_Extracted text_
▽
All IMO, of course. I did not program Diablo, this is just educated guesswork.
I've been working on a game where we used palette swap to allow the user to customize his character. There was also a couple of different skin that could be used. It was all in 2D and was working very well. However this was a cell phone game so memory was a real problem and 3D wasn't an option. The best solution always depends on what you want to do.

If you want to use 3D, the easiest way would be to separate each part of equipment into a distinct object and connect this object at the appropriate place in the character skeleton. This way you do not have to create a texture for every possible combination of objects. One example of this would be a sword. The character is not designed with a sword in its model, you connect it later to the hand of the character.

I do not know for Diablo 1 but Diablo 2 animations where made using 3D editors and exported into 2D. It's explained in their post-mortem here.
I would also say go with the 3D model approach.

Crate a 3D model for each piece (helmet, armor, weapon, etc) and when a user get a new piece that is what you use to render on the screen. Kind of like lego. Interchange the bits and pieces. This will be less work then trying to create a full 3D model of the character with all the different combinations possible that the user can choose.
△
_Challenge 1_
Copy the records from the line with "- control-input-port[interactable]: [523, 316, 538, 327]" to the line with "- info-icon: [30, 25, 44, 39]", keeping every line unchanged.

_Saved data entries_
▽
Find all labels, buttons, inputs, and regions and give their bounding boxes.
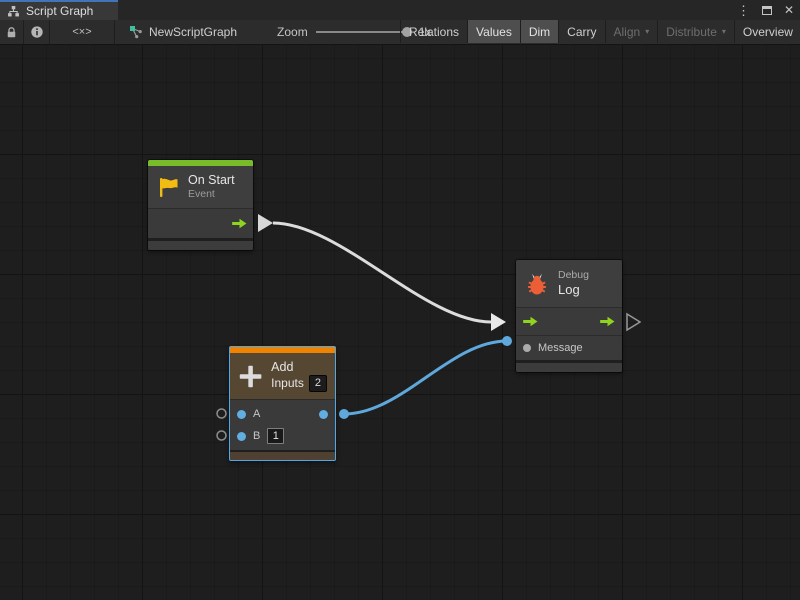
- control-input-port[interactable]: [523, 316, 538, 327]
- port-label-message: Message: [538, 342, 583, 354]
- info-button[interactable]: [24, 20, 50, 44]
- sum-output-port[interactable]: [319, 410, 328, 419]
- message-input-port[interactable]: [523, 344, 531, 352]
- inputs-count-field[interactable]: 2: [309, 375, 327, 392]
- wire-end-cap: [502, 336, 512, 346]
- node-footer: [230, 450, 335, 460]
- info-icon: [30, 25, 44, 39]
- unconnected-input-b-indicator: [217, 431, 226, 440]
- tab-title: Script Graph: [26, 4, 93, 18]
- node-title: Add: [271, 360, 327, 376]
- code-icon: <×>: [72, 26, 91, 38]
- graph-asset-icon: [129, 25, 143, 39]
- node-add[interactable]: Add Inputs 2 A B: [229, 346, 336, 461]
- relations-toggle[interactable]: Relations: [400, 20, 467, 43]
- script-graph-icon: [7, 5, 20, 18]
- values-toggle[interactable]: Values: [467, 20, 520, 43]
- carry-toggle[interactable]: Carry: [558, 20, 604, 43]
- dim-toggle[interactable]: Dim: [520, 20, 558, 43]
- control-output-port[interactable]: [232, 218, 247, 229]
- node-debug-log[interactable]: Debug Log Message: [516, 260, 622, 372]
- graph-asset-button[interactable]: NewScriptGraph: [115, 20, 251, 44]
- wire-end-arrow: [491, 313, 506, 331]
- align-menu-button[interactable]: Align ▾: [605, 20, 658, 43]
- node-subtitle: Event: [188, 188, 235, 201]
- value-wire-add-to-message[interactable]: [344, 341, 507, 414]
- port-label-b: B: [253, 430, 260, 442]
- flag-icon: [156, 175, 180, 199]
- node-title: On Start: [188, 173, 235, 189]
- unconnected-input-a-indicator: [217, 409, 226, 418]
- chevron-down-icon: ▾: [645, 27, 649, 36]
- node-footer: [516, 360, 622, 372]
- lock-icon: [5, 26, 18, 39]
- b-value-field[interactable]: [267, 428, 284, 444]
- node-category: Debug: [558, 269, 589, 282]
- window-tab-bar: Script Graph ⋮ ✕: [0, 0, 800, 20]
- maximize-icon[interactable]: [762, 6, 772, 15]
- lock-button[interactable]: [0, 20, 24, 44]
- input-port-a[interactable]: [237, 410, 246, 419]
- inputs-label: Inputs: [271, 376, 304, 391]
- window-controls: ⋮ ✕: [737, 0, 794, 20]
- distribute-menu-button[interactable]: Distribute ▾: [657, 20, 734, 43]
- window-menu-icon[interactable]: ⋮: [737, 4, 750, 17]
- plus-icon: [238, 363, 263, 390]
- graph-name: NewScriptGraph: [149, 25, 237, 39]
- wire-start-arrow: [258, 214, 273, 232]
- unconnected-control-output-indicator: [627, 314, 640, 330]
- close-icon[interactable]: ✕: [784, 4, 794, 16]
- input-port-b[interactable]: [237, 432, 246, 441]
- graph-toolbar: <×> NewScriptGraph Zoom 1x Relations Va: [0, 20, 800, 45]
- zoom-slider[interactable]: [316, 26, 411, 38]
- control-output-port[interactable]: [600, 316, 615, 327]
- chevron-down-icon: ▾: [722, 27, 726, 36]
- toolbar-right-group: Relations Values Dim Carry Align ▾ Distr…: [400, 20, 800, 43]
- wire-layer: [0, 45, 800, 600]
- node-on-start[interactable]: On Start Event: [148, 160, 253, 250]
- code-view-button[interactable]: <×>: [50, 20, 115, 44]
- script-graph-window: Script Graph ⋮ ✕ <×>: [0, 0, 800, 600]
- zoom-label: Zoom: [277, 25, 308, 39]
- wire-start-cap: [339, 409, 349, 419]
- node-title: Log: [558, 282, 589, 298]
- port-label-a: A: [253, 408, 260, 420]
- zoom-slider-track[interactable]: [316, 31, 411, 33]
- control-wire-onstart-to-log[interactable]: [273, 223, 491, 322]
- bug-icon: [524, 271, 550, 297]
- overview-button[interactable]: Overview: [734, 20, 800, 43]
- tab-script-graph[interactable]: Script Graph: [0, 0, 118, 20]
- graph-canvas[interactable]: On Start Event Debug: [0, 45, 800, 600]
- node-footer: [148, 238, 253, 250]
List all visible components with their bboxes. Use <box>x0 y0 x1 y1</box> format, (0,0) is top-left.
△
_Challenge 2_
According to the text on character equipment, how were the Diablo 2 animations made?

_Complete answer 1_
- control-input-port[interactable]: [523, 316, 538, 327]
- port-label-message: Message: [538, 342, 583, 354]
- info-button[interactable]: [24, 20, 50, 44]
- sum-output-port[interactable]: [319, 410, 328, 419]
- message-input-port[interactable]: [523, 344, 531, 352]
- inputs-count-field[interactable]: 2: [309, 375, 327, 392]
- wire-end-cap: [502, 336, 512, 346]
- node-footer: [230, 450, 335, 460]
- info-icon: [30, 25, 44, 39]

_Complete answer 2_
They were made using 3D editors and exported into 2D.